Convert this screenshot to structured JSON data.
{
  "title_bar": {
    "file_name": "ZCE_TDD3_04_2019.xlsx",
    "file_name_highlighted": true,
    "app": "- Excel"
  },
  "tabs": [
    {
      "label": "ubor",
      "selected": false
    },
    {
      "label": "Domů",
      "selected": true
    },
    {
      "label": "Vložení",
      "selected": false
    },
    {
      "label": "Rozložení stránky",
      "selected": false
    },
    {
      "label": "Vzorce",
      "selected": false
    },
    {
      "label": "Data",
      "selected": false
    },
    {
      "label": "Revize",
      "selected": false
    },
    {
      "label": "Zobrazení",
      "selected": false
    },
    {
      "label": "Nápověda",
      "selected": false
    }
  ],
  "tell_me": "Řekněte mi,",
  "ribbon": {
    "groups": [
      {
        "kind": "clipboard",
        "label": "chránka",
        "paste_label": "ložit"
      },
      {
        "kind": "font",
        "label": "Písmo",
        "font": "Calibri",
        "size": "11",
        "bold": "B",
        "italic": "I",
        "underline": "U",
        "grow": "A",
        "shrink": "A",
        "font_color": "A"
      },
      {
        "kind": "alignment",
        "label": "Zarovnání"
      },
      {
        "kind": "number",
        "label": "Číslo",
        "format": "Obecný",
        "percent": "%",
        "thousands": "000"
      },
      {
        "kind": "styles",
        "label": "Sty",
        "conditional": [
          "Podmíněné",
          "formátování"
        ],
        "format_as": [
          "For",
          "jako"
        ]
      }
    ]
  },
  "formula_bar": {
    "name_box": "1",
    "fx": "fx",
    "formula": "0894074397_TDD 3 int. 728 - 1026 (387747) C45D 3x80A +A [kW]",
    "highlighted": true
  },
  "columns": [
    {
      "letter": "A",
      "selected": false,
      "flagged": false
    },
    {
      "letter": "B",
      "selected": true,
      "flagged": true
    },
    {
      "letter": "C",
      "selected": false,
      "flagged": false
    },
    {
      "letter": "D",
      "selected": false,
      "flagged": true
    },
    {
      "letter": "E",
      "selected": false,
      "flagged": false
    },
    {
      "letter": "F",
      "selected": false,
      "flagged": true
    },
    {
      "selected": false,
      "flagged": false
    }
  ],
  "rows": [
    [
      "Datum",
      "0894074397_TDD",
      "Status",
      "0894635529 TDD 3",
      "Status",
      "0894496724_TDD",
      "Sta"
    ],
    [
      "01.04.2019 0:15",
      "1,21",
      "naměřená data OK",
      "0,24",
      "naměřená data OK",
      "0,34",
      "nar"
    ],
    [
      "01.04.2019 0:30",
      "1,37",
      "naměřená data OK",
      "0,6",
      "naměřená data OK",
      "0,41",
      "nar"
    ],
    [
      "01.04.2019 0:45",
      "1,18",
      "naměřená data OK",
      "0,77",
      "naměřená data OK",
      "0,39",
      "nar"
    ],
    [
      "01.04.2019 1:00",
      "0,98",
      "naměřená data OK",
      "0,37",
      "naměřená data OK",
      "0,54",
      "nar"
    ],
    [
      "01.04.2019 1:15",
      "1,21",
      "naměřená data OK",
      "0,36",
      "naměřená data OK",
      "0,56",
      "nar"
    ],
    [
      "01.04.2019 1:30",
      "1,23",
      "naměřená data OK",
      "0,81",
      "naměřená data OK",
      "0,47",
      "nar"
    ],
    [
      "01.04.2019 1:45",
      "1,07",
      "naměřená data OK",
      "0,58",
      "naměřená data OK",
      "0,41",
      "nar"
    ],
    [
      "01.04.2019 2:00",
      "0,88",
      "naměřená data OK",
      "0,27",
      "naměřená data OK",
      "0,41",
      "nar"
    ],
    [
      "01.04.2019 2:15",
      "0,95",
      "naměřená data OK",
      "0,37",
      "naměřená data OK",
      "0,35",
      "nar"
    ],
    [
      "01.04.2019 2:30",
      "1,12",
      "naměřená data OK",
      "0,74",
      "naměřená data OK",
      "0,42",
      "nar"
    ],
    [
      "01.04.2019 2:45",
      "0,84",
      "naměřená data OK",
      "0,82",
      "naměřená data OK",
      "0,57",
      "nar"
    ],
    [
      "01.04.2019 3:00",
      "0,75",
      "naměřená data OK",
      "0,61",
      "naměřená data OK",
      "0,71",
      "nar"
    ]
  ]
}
* * * * * * *
Required work: Each record must be returned exactly as it is written.

Complete output:
Convert this screenshot to structured JSON data.
{
  "title_bar": {
    "file_name": "ZCE_TDD3_04_2019.xlsx",
    "file_name_highlighted": true,
    "app": "- Excel"
  },
  "tabs": [
    {
      "label": "ubor",
      "selected": false
    },
    {
      "label": "Domů",
      "selected": true
    },
    {
      "label": "Vložení",
      "selected": false
    },
    {
      "label": "Rozložení stránky",
      "selected": false
    },
    {
      "label": "Vzorce",
      "selected": false
    },
    {
      "label": "Data",
      "selected": false
    },
    {
      "label": "Revize",
      "selected": false
    },
    {
      "label": "Zobrazení",
      "selected": false
    },
    {
      "label": "Nápověda",
      "selected": false
    }
  ],
  "tell_me": "Řekněte mi,",
  "ribbon": {
    "groups": [
      {
        "kind": "clipboard",
        "label": "chránka",
        "paste_label": "ložit"
      },
      {
        "kind": "font",
        "label": "Písmo",
        "font": "Calibri",
        "size": "11",
        "bold": "B",
        "italic": "I",
        "underline": "U",
        "grow": "A",
        "shrink": "A",
        "font_color": "A"
      },
      {
        "kind": "alignment",
        "label": "Zarovnání"
      },
      {
        "kind": "number",
        "label": "Číslo",
        "format": "Obecný",
        "percent": "%",
        "thousands": "000"
      },
      {
        "kind": "styles",
        "label": "Sty",
        "conditional": [
          "Podmíněné",
          "formátování"
        ],
        "format_as": [
          "For",
          "jako"
        ]
      }
    ]
  },
  "formula_bar": {
    "name_box": "1",
    "fx": "fx",
    "formula": "0894074397_TDD 3 int. 728 - 1026 (387747) C45D 3x80A +A [kW]",
    "highlighted": true
  },
  "columns": [
    {
      "letter": "A",
      "selected": false,
      "flagged": false
    },
    {
      "letter": "B",
      "selected": true,
      "flagged": true
    },
    {
      "letter": "C",
      "selected": false,
      "flagged": false
    },
    {
      "letter": "D",
      "selected": false,
      "flagged": true
    },
    {
      "letter": "E",
      "selected": false,
      "flagged": false
    },
    {
      "letter": "F",
      "selected": false,
      "flagged": true
    },
    {
      "selected": false,
      "flagged": false
    }
  ],
  "rows": [
    [
      "Datum",
      "0894074397_TDD",
      "Status",
      "0894635529 TDD 3",
      "Status",
      "0894496724_TDD",
      "Sta"
    ],
    [
      "01.04.2019 0:15",
      "1,21",
      "naměřená data OK",
      "0,24",
      "naměřená data OK",
      "0,34",
      "nar"
    ],
    [
      "01.04.2019 0:30",
      "1,37",
      "naměřená data OK",
      "0,6",
      "naměřená data OK",
      "0,41",
      "nar"
    ],
    [
      "01.04.2019 0:45",
      "1,18",
      "naměřená data OK",
      "0,77",
      "naměřená data OK",
      "0,39",
      "nar"
    ],
    [
      "01.04.2019 1:00",
      "0,98",
      "naměřená data OK",
      "0,37",
      "naměřená data OK",
      "0,54",
      "nar"
    ],
    [
      "01.04.2019 1:15",
      "1,21",
      "naměřená data OK",
      "0,36",
      "naměřená data OK",
      "0,56",
      "nar"
    ],
    [
      "01.04.2019 1:30",
      "1,23",
      "naměřená data OK",
      "0,81",
      "naměřená data OK",
      "0,47",
      "nar"
    ],
    [
      "01.04.2019 1:45",
      "1,07",
      "naměřená data OK",
      "0,58",
      "naměřená data OK",
      "0,41",
      "nar"
    ],
    [
      "01.04.2019 2:00",
      "0,88",
      "naměřená data OK",
      "0,27",
      "naměřená data OK",
      "0,41",
      "nar"
    ],
    [
      "01.04.2019 2:15",
      "0,95",
      "naměřená data OK",
      "0,37",
      "naměřená data OK",
      "0,35",
      "nar"
    ],
    [
      "01.04.2019 2:30",
      "1,12",
      "naměřená data OK",
      "0,74",
      "naměřená data OK",
      "0,42",
      "nar"
    ],
    [
      "01.04.2019 2:45",
      "0,84",
      "naměřená data OK",
      "0,82",
      "naměřená data OK",
      "0,57",
      "nar"
    ],
    [
      "01.04.2019 3:00",
      "0,75",
      "naměřená data OK",
      "0,61",
      "naměřená data OK",
      "0,71",
      "nar"
    ]
  ]
}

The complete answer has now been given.